What is being asked:
Copy the lines of the material verbatim, starting with the line containing "comparison-line-1: $(-3)^2 = (-3)$" and going on through the line containing "bullet-icon — [39, 515, 45, 521]".

▼

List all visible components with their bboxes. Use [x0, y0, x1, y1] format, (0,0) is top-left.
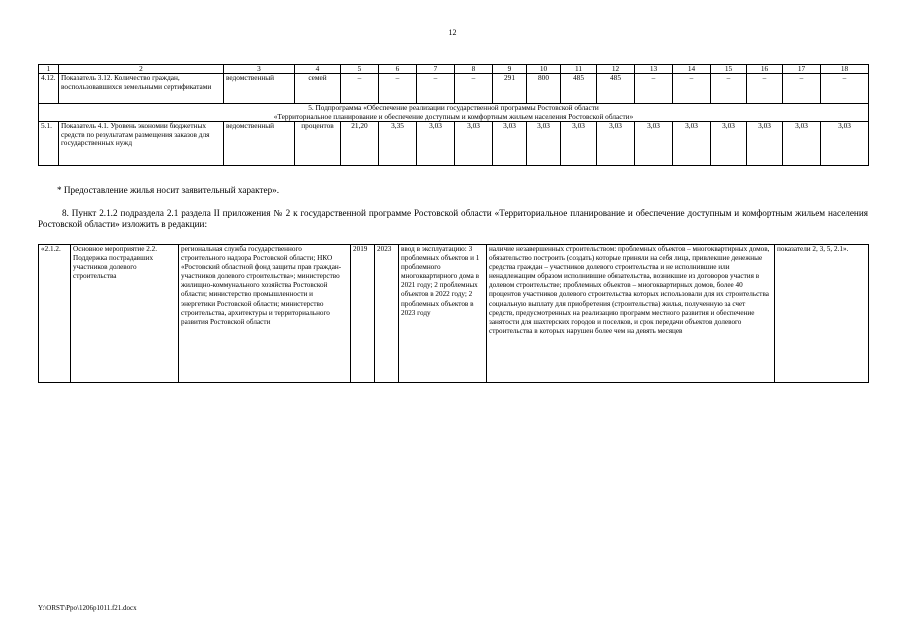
measure-start-year: 2019: [351, 245, 375, 383]
value-cell: 3,03: [493, 122, 527, 166]
header-cell: 9: [493, 65, 527, 74]
value-cell: 3,03: [673, 122, 711, 166]
value-cell: –: [455, 74, 493, 104]
measure-indicators: показатели 2, 3, 5, 2.1».: [775, 245, 869, 383]
value-cell: 3,03: [635, 122, 673, 166]
value-cell: –: [673, 74, 711, 104]
value-cell: 800: [527, 74, 561, 104]
row-number: 4.12.: [39, 74, 59, 104]
header-cell: 4: [295, 65, 341, 74]
header-cell: 14: [673, 65, 711, 74]
value-cell: –: [783, 74, 821, 104]
value-cell: 485: [597, 74, 635, 104]
value-cell: –: [747, 74, 783, 104]
value-cell: 485: [561, 74, 597, 104]
table-row: [39, 245, 869, 383]
value-cell: 3,03: [747, 122, 783, 166]
header-cell: 1: [39, 65, 59, 74]
value-cell: –: [821, 74, 869, 104]
subprogram-row: [39, 104, 869, 122]
value-cell: 3,03: [455, 122, 493, 166]
value-cell: –: [417, 74, 455, 104]
header-cell: 6: [379, 65, 417, 74]
header-cell: 11: [561, 65, 597, 74]
indicator-name: Показатель 4.1. Уровень экономии бюджетных средств по результатам размещения заказов для государственных нужд: [59, 122, 224, 166]
value-cell: 3,03: [597, 122, 635, 166]
page-number: 12: [448, 28, 457, 37]
value-cell: –: [635, 74, 673, 104]
value-cell: 3,03: [783, 122, 821, 166]
measures-table: [38, 244, 869, 383]
value-cell: 3,03: [417, 122, 455, 166]
value-cell: 3,03: [821, 122, 869, 166]
header-cell: 15: [711, 65, 747, 74]
value-cell: 21,20: [341, 122, 379, 166]
subprogram-title-line1: 5. Подпрограмма «Обеспечение реализации государственной программы Ростовской области: [308, 103, 599, 112]
measure-end-year: 2023: [375, 245, 399, 383]
indicator-type: ведомственный: [224, 122, 295, 166]
value-cell: 3,03: [711, 122, 747, 166]
header-cell: 17: [783, 65, 821, 74]
header-cell: 8: [455, 65, 493, 74]
header-cell: 7: [417, 65, 455, 74]
indicators-table: [38, 64, 869, 166]
value-cell: –: [711, 74, 747, 104]
file-path: Y:\ORST\Ppo\1206p1011.f21.docx: [38, 604, 137, 612]
footnote: * Предоставление жилья носит заявительный характер».: [57, 185, 280, 195]
value-cell: 3,03: [561, 122, 597, 166]
subprogram-title: [39, 104, 869, 122]
indicator-type: ведомственный: [224, 74, 295, 104]
value-cell: 3,35: [379, 122, 417, 166]
value-cell: –: [341, 74, 379, 104]
row-number: 5.1.: [39, 122, 59, 166]
amendment-paragraph: 8. Пункт 2.1.2 подраздела 2.1 раздела II приложения № 2 к государственной программе Ростовской области «Территориальное планирование и обеспечение доступным и комфортным жильем населения Ростовской области» изложить в редакции:: [38, 208, 868, 230]
header-cell: 13: [635, 65, 673, 74]
indicator-unit: процентов: [295, 122, 341, 166]
table-row: [39, 122, 869, 166]
table-header-row: [39, 65, 869, 74]
header-cell: 16: [747, 65, 783, 74]
header-cell: 12: [597, 65, 635, 74]
table-row: [39, 74, 869, 104]
header-cell: 2: [59, 65, 224, 74]
subprogram-title-line2: «Территориальное планирование и обеспечение доступным и комфортным жильем населения Ростовской области»: [273, 111, 634, 121]
measure-executors: региональная служба государственного строительного надзора Ростовской области; НКО «Ростовский областной фонд защиты прав граждан-участников долевого строительства»; министерство жилищно-коммунального хозяйства Ростовской области; министерство промышленности и энергетики Ростовской области; министерство строительства, архитектуры и территориального развития Ростовской области: [179, 245, 351, 383]
value-cell: –: [379, 74, 417, 104]
measure-number: «2.1.2.: [39, 245, 71, 383]
header-cell: 10: [527, 65, 561, 74]
measure-name: Основное мероприятие 2.2. Поддержка пострадавших участников долевого строительства: [71, 245, 179, 383]
header-cell: 18: [821, 65, 869, 74]
value-cell: 3,03: [527, 122, 561, 166]
measure-result: ввод в эксплуатацию: 3 проблемных объектов и 1 проблемного многоквартирного дома в 2021 году; 2 проблемных объектов в 2022 году; 2 проблемных объектов в 2023 году: [399, 245, 487, 383]
header-cell: 5: [341, 65, 379, 74]
indicator-unit: семей: [295, 74, 341, 104]
value-cell: 291: [493, 74, 527, 104]
indicator-name: Показатель 3.12. Количество граждан, воспользовавшихся земельными сертификатами: [59, 74, 224, 104]
measure-consequences: наличие незавершенных строительством: проблемных объектов – многоквартирных домов, обязательство построить (создать) которые приняли на себя лица, привлекшие денежные средства граждан – участников долевого строительства и не исполнившие или ненадлежащим образом исполнившие обязательства, возникшие из договоров участия в долевом строительстве; проблемных объектов – многоквартирных домов, более 40 процентов участников долевого строительства которых использовали для их строительства социальную выплату для приобретения (строительства) жилья, полученную за счет средств, предусмотренных на реализацию программ местного развития и обеспечение занятости для шахтерских городов и поселков, и срок передачи объектов долевого строительства в которых нарушен более чем на девять месяцев: [487, 245, 775, 383]
header-cell: 3: [224, 65, 295, 74]
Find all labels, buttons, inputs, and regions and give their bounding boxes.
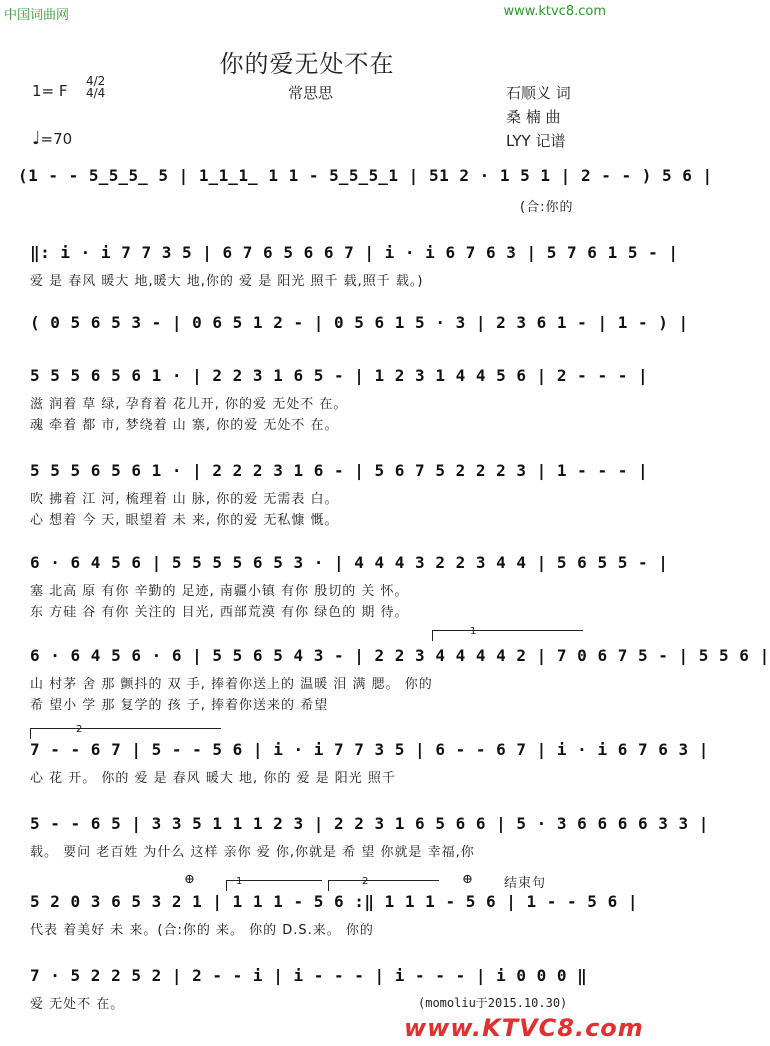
score-line: 6 · 6 4 5 6 | 5 5 5 5 6 5 3 · | 4 4 4 3 2 2 3 4 4 | 5 6 5 5 - | — [30, 553, 669, 572]
volta-bracket-1 — [432, 630, 583, 641]
volta-bracket-4 — [328, 880, 439, 891]
lyric-line: 心 想着 今 天, 眼望着 未 来, 你的爱 无私慷 慨。 — [30, 513, 339, 528]
coda-icon: ⊕ — [462, 872, 473, 887]
time-signature-first: 4/2 — [86, 74, 106, 88]
tempo-value: =70 — [40, 130, 73, 148]
lyric-line: 吹 拂着 江 河, 梳理着 山 脉, 你的爱 无需表 白。 — [30, 492, 339, 507]
volta-number-3: 1 — [236, 876, 243, 887]
time-signature — [86, 75, 105, 99]
tempo-marking — [32, 128, 72, 149]
composer-credit: 桑 楠 曲 — [506, 108, 561, 126]
score-line: 5 5 5 6 5 6 1 · | 2 2 3 1 6 5 - | 1 2 3 1 4 4 5 6 | 2 - - - | — [30, 366, 649, 385]
lyric-line: 爱 是 春风 暖大 地,暖大 地,你的 爱 是 阳光 照千 载,照千 载。) — [30, 274, 424, 289]
lyricist-credit: 石顺义 词 — [506, 84, 571, 102]
quarter-note-icon: ♩ — [32, 128, 41, 149]
score-line: 6 · 6 4 5 6 · 6 | 5 5 6 5 4 3 - | 2 2 3 4 4 4 4 2 | 7 0 6 7 5 - | 5 5 6 | — [30, 646, 770, 665]
site-watermark-top-left: 中国词曲网 — [4, 8, 70, 23]
lyric-line: 心 花 开。 你的 爱 是 春风 暖大 地, 你的 爱 是 阳光 照千 — [30, 771, 396, 786]
lyric-line: 希 望小 学 那 复学的 孩 子, 捧着你送来的 希望 — [30, 698, 329, 713]
lyric-line: 魂 牵着 都 市, 梦绕着 山 寨, 你的爱 无处不 在。 — [30, 418, 339, 433]
lyric-line: 滋 润着 草 绿, 孕育着 花儿开, 你的爱 无处不 在。 — [30, 397, 348, 412]
site-watermark-bottom: www.KTVC8.com — [404, 1014, 644, 1042]
lyric-line: 载。 要问 老百姓 为什么 这样 亲你 爱 你,你就是 希 望 你就是 幸福,你 — [30, 845, 475, 860]
lyric-line: 爱 无处不 在。 — [30, 997, 125, 1012]
score-line: (1 - - 5̲5̲5̲ 5 | 1̲1̲1̲ 1 1 - 5̲5̲5̲1 | 51 2 · 1 5 1 | 2 - - ) 5 6 | — [18, 166, 713, 185]
lyric-line: 代表 着美好 未 来。(合:你的 来。 你的 D.S.来。 你的 — [30, 923, 374, 938]
volta-number-1: 1 — [470, 626, 477, 637]
coda-icon: ⊕ — [184, 872, 195, 887]
coda-label: 结束句 — [504, 876, 547, 891]
site-watermark-top-right: www.ktvc8.com — [503, 4, 606, 19]
lyric-line: 山 村茅 舍 那 颤抖的 双 手, 捧着你送上的 温暖 泪 满 腮。 你的 — [30, 677, 433, 692]
singer-name: 常思思 — [288, 84, 334, 102]
score-line: ( 0 5 6 5 3 - | 0 6 5 1 2 - | 0 5 6 1 5 · 3 | 2 3 6 1 - | 1 - ) | — [30, 313, 689, 332]
time-signature-second: 4/4 — [86, 86, 106, 100]
lyric-line: (合:你的 — [520, 200, 574, 215]
transcription-note: (momoliu于2015.10.30) — [418, 996, 568, 1010]
score-line: 5 2 0 3 6 5 3 2 1 | 1 1 1 - 5 6 :‖ 1 1 1 - 5 6 | 1 - - 5 6 | — [30, 892, 638, 911]
score-line: 5 - - 6 5 | 3 3 5 1 1 1 2 3 | 2 2 3 1 6 5 6 6 | 5 · 3 6 6 6 6 3 3 | — [30, 814, 709, 833]
score-line: ‖: i · i 7 7 3 5 | 6 7 6 5 6 6 7 | i · i 6 7 6 3 | 5 7 6 1 5 - | — [30, 243, 679, 262]
song-title: 你的爱无处不在 — [219, 50, 395, 78]
key-signature: 1= F — [32, 82, 68, 100]
volta-bracket-2 — [30, 728, 221, 739]
score-line: 7 - - 6 7 | 5 - - 5 6 | i · i 7 7 3 5 | 6 - - 6 7 | i · i 6 7 6 3 | — [30, 740, 709, 759]
score-line: 7 · 5 2 2 5 2 | 2 - - i | i - - - | i - - - | i 0 0 0 ‖ — [30, 966, 588, 985]
transcriber-credit: LYY 记谱 — [506, 132, 566, 150]
lyric-line: 东 方硅 谷 有你 关注的 目光, 西部荒漠 有你 绿色的 期 待。 — [30, 605, 409, 620]
score-line: 5 5 5 6 5 6 1 · | 2 2 2 3 1 6 - | 5 6 7 5 2 2 2 3 | 1 - - - | — [30, 461, 649, 480]
lyric-line: 塞 北高 原 有你 辛勤的 足迹, 南疆小镇 有你 殷切的 关 怀。 — [30, 584, 409, 599]
volta-number-4: 2 — [362, 876, 369, 887]
volta-number-2: 2 — [76, 724, 83, 735]
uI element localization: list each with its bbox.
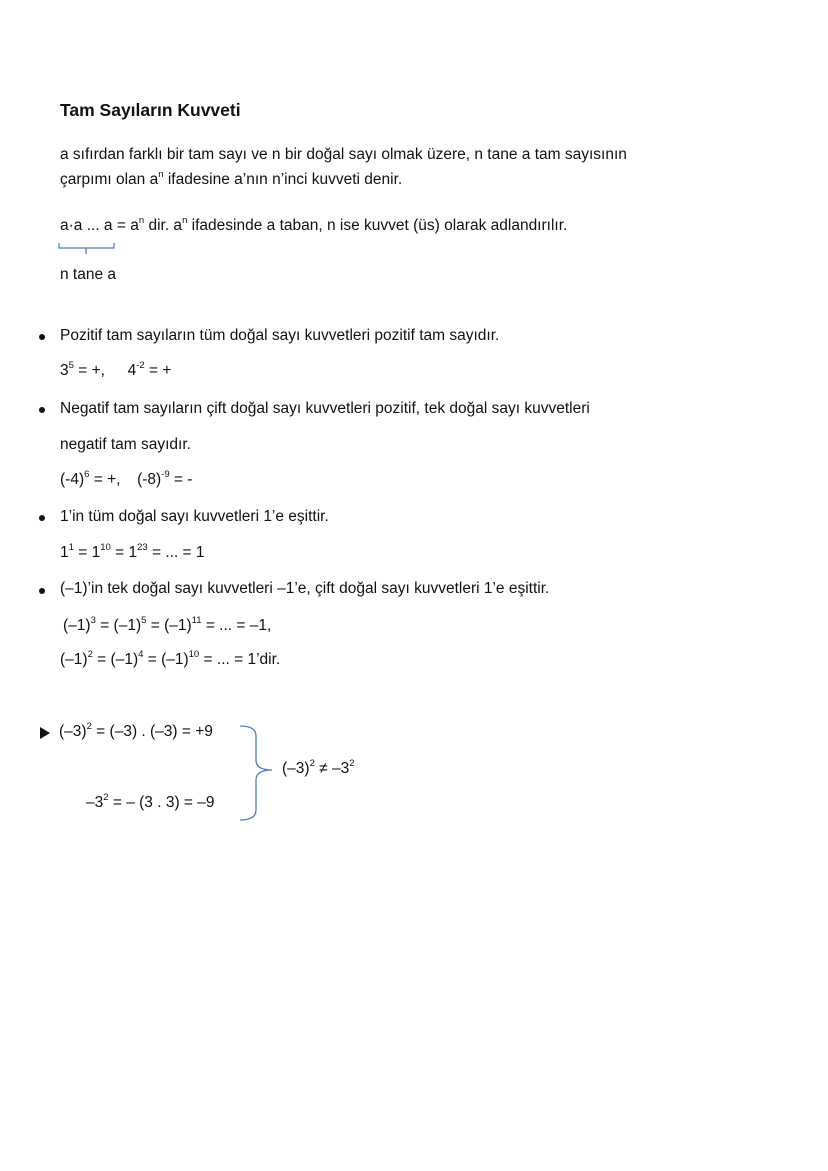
comparison-line-1: $(-3)^2 = (-3)$ . (–3) = +9 — [59, 720, 213, 740]
bullet-1-example: $3^5$ = +, $4^{-2}$ = + — [60, 359, 172, 379]
page-title: Tam Sayıların Kuvveti — [60, 100, 241, 120]
bullet-4-example-1: $(-1)^3 = (-1)^5 = (-1)^{11}$ = ... = –1, — [63, 614, 272, 634]
bullet-4-example-2: $(-1)^2 = (-1)^4 = (-1)^{10}$ = ... = 1’dir. — [60, 648, 281, 668]
bullet-2-example: $(-4)^6$ = +, $(-8)^{-9}$ = - — [60, 468, 193, 488]
bullet-1-text: Pozitif tam sayıların tüm doğal sayı kuvvetleri pozitif tam sayıdır. — [60, 327, 500, 344]
bullet-3-text: 1’in tüm doğal sayı kuvvetleri 1’e eşittir. — [60, 508, 329, 525]
bullet-icon — [39, 334, 45, 340]
arrow-bullet-icon — [40, 727, 50, 739]
underbrace-label: n tane a — [60, 266, 117, 283]
underbrace — [58, 242, 118, 256]
right-brace-icon — [238, 724, 278, 824]
bullet-icon — [39, 407, 45, 413]
bullet-4-text: (–1)’in tek doğal sayı kuvvetleri –1’e, çift doğal sayı kuvvetleri 1’e eşittir. — [60, 580, 550, 597]
comparison-result: $(-3)^2 \ne -3^2$ — [282, 757, 355, 777]
bullet-2-text-2: negatif tam sayıdır. — [60, 436, 191, 453]
bullet-icon — [39, 515, 45, 521]
intro-line-2: çarpımı olan $a^n$ ifadesine a’nın n’inci kuvveti denir. — [60, 168, 403, 188]
comparison-line-2: $-3^2$ = – (3 . 3) = –9 — [86, 791, 215, 811]
bullet-2-text-1: Negatif tam sayıların çift doğal sayı kuvvetleri pozitif, tek doğal sayı kuvvetleri — [60, 400, 590, 417]
definition-line: a·a ... $a = a^n$ dir. $a^n$ ifadesinde a taban, n ise kuvvet (üs) olarak adlandırılır. — [60, 214, 568, 234]
intro-line-1: a sıfırdan farklı bir tam sayı ve n bir doğal sayı olmak üzere, n tane a tam sayısının — [60, 146, 627, 163]
bullet-icon — [39, 588, 45, 594]
bullet-3-example: $1^1 = 1^{10} = 1^{23}$ = ... = 1 — [60, 541, 205, 561]
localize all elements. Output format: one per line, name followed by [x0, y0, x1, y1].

▲

Final result:
comparison-line-1: $(-3)^2 = (-3)$ . (–3) = +9 — [59, 720, 213, 740]
bullet-1-example: $3^5$ = +, $4^{-2}$ = + — [60, 359, 172, 379]
page-title: Tam Sayıların Kuvveti — [60, 100, 241, 120]
bullet-4-example-1: $(-1)^3 = (-1)^5 = (-1)^{11}$ = ... = –1, — [63, 614, 272, 634]
bullet-4-example-2: $(-1)^2 = (-1)^4 = (-1)^{10}$ = ... = 1’dir. — [60, 648, 281, 668]
bullet-2-example: $(-4)^6$ = +, $(-8)^{-9}$ = - — [60, 468, 193, 488]
bullet-1-text: Pozitif tam sayıların tüm doğal sayı kuvvetleri pozitif tam sayıdır. — [60, 327, 500, 344]
bullet-3-text: 1’in tüm doğal sayı kuvvetleri 1’e eşittir. — [60, 508, 329, 525]
bullet-icon — [39, 334, 45, 340]
arrow-bullet-icon — [40, 727, 50, 739]
underbrace-label: n tane a — [60, 266, 117, 283]
underbrace — [58, 242, 118, 256]
right-brace-icon — [238, 724, 278, 824]
bullet-icon — [39, 407, 45, 413]
bullet-4-text: (–1)’in tek doğal sayı kuvvetleri –1’e, çift doğal sayı kuvvetleri 1’e eşittir. — [60, 580, 550, 597]
comparison-result: $(-3)^2 \ne -3^2$ — [282, 757, 355, 777]
bullet-2-text-2: negatif tam sayıdır. — [60, 436, 191, 453]
bullet-icon — [39, 515, 45, 521]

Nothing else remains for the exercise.